>> START PROVIDED DATA
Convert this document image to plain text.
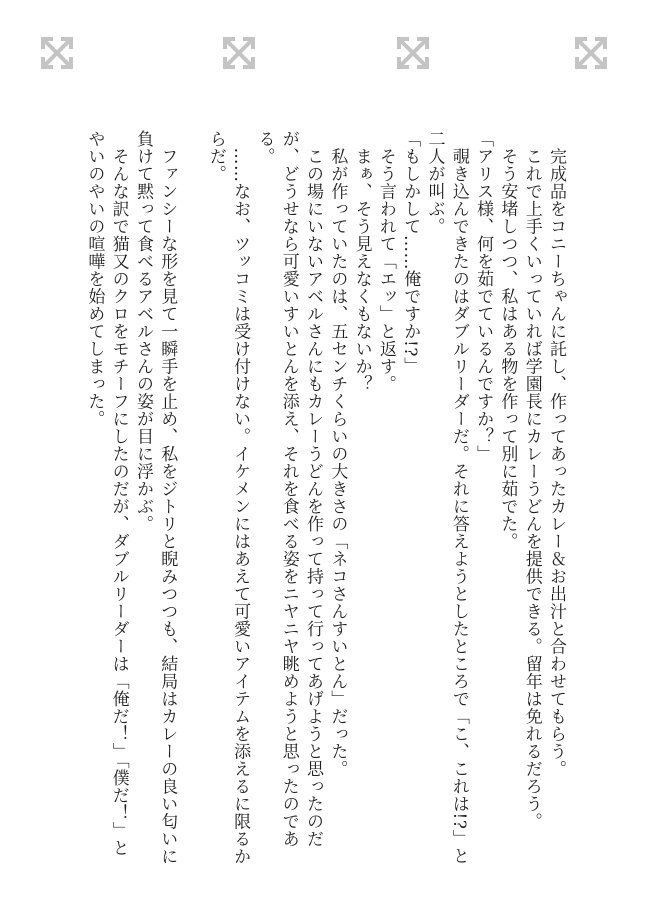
　完成品をコニーちゃんに託し、作ってあったカレー＆お出汁と合わせてもらう。

　これで上手くいっていれば学園長にカレーうどんを提供できる。留年は免れるだろう。

　そう安堵しつつ、私はある物を作って別に茹でた。

「アリス様、何を茹でているんですか？」

　覗き込んできたのはダブルリーダーだ。それに答えようとしたところで「こ、これは!?」と二人が叫ぶ。

「もしかして……俺ですか!?」

　そう言われて「エッ」と返す。

　まぁ、そう見えなくもないか？

　私が作っていたのは、五センチくらいの大きさの「ネコさんすいとん」だった。

　この場にいないアベルさんにもカレーうどんを作って持って行ってあげようと思ったのだが、どうせなら可愛いすいとんを添え、それを食べる姿をニヤニヤ眺めようと思ったのである。

　……なお、ツッコミは受け付けない。イケメンにはあえて可愛いアイテムを添えるに限るからだ。

　ファンシーな形を見て一瞬手を止め、私をジトリと睨みつつも、結局はカレーの良い匂いに負けて黙って食べるアベルさんの姿が目に浮かぶ。

　そんな訳で猫又のクロをモチーフにしたのだが、ダブルリーダーは「俺だ！」「僕だ！」とやいのやいの喧嘩を始めてしまった。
>> END PROVIDED DATA
[WHAT THE TASK ASKS]
Repeat the entries exactly and keep the pictures out of the copy.

[OUTPUT OF THE EXERCISE]
Convert this document image to plain text.
　完成品をコニーちゃんに託し、作ってあったカレー＆お出汁と合わせてもらう。

　これで上手くいっていれば学園長にカレーうどんを提供できる。留年は免れるだろう。

　そう安堵しつつ、私はある物を作って別に茹でた。

「アリス様、何を茹でているんですか？」

　覗き込んできたのはダブルリーダーだ。それに答えようとしたところで「こ、これは!?」と二人が叫ぶ。

「もしかして……俺ですか!?」

　そう言われて「エッ」と返す。

　まぁ、そう見えなくもないか？

　私が作っていたのは、五センチくらいの大きさの「ネコさんすいとん」だった。

　この場にいないアベルさんにもカレーうどんを作って持って行ってあげようと思ったのだが、どうせなら可愛いすいとんを添え、それを食べる姿をニヤニヤ眺めようと思ったのである。

　……なお、ツッコミは受け付けない。イケメンにはあえて可愛いアイテムを添えるに限るからだ。

　ファンシーな形を見て一瞬手を止め、私をジトリと睨みつつも、結局はカレーの良い匂いに負けて黙って食べるアベルさんの姿が目に浮かぶ。

　そんな訳で猫又のクロをモチーフにしたのだが、ダブルリーダーは「俺だ！」「僕だ！」とやいのやいの喧嘩を始めてしまった。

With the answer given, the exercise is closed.